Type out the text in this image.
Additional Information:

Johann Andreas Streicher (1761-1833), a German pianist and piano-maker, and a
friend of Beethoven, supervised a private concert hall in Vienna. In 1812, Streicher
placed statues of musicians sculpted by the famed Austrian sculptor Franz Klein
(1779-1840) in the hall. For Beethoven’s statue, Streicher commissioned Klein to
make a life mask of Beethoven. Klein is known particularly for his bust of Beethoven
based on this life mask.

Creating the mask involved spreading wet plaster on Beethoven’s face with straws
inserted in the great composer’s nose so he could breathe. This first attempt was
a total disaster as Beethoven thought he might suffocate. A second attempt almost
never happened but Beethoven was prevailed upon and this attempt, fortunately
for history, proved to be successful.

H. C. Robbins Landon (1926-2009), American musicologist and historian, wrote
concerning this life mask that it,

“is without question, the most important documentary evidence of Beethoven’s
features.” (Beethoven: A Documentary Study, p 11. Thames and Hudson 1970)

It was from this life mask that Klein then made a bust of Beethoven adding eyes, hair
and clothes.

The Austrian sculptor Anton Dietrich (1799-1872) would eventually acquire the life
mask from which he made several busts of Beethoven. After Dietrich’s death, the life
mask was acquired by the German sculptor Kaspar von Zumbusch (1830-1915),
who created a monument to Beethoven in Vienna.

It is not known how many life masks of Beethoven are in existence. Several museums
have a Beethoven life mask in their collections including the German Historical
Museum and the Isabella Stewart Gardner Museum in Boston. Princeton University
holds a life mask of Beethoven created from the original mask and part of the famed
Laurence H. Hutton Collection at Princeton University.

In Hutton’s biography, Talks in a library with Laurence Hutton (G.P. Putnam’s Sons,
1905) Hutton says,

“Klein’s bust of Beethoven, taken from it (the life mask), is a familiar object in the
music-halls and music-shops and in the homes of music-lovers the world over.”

§ §

* **Task objective**: Reproduce the full listing exactly.

* **The solution**:
Type out the text in this image.
Additional Information:

Johann Andreas Streicher (1761-1833), a German pianist and piano-maker, and a
friend of Beethoven, supervised a private concert hall in Vienna. In 1812, Streicher
placed statues of musicians sculpted by the famed Austrian sculptor Franz Klein
(1779-1840) in the hall. For Beethoven’s statue, Streicher commissioned Klein to
make a life mask of Beethoven. Klein is known particularly for his bust of Beethoven
based on this life mask.

Creating the mask involved spreading wet plaster on Beethoven’s face with straws
inserted in the great composer’s nose so he could breathe. This first attempt was
a total disaster as Beethoven thought he might suffocate. A second attempt almost
never happened but Beethoven was prevailed upon and this attempt, fortunately
for history, proved to be successful.

H. C. Robbins Landon (1926-2009), American musicologist and historian, wrote
concerning this life mask that it,

“is without question, the most important documentary evidence of Beethoven’s
features.” (Beethoven: A Documentary Study, p 11. Thames and Hudson 1970)

It was from this life mask that Klein then made a bust of Beethoven adding eyes, hair
and clothes.

The Austrian sculptor Anton Dietrich (1799-1872) would eventually acquire the life
mask from which he made several busts of Beethoven. After Dietrich’s death, the life
mask was acquired by the German sculptor Kaspar von Zumbusch (1830-1915),
who created a monument to Beethoven in Vienna.

It is not known how many life masks of Beethoven are in existence. Several museums
have a Beethoven life mask in their collections including the German Historical
Museum and the Isabella Stewart Gardner Museum in Boston. Princeton University
holds a life mask of Beethoven created from the original mask and part of the famed
Laurence H. Hutton Collection at Princeton University.

In Hutton’s biography, Talks in a library with Laurence Hutton (G.P. Putnam’s Sons,
1905) Hutton says,

“Klein’s bust of Beethoven, taken from it (the life mask), is a familiar object in the
music-halls and music-shops and in the homes of music-lovers the world over.”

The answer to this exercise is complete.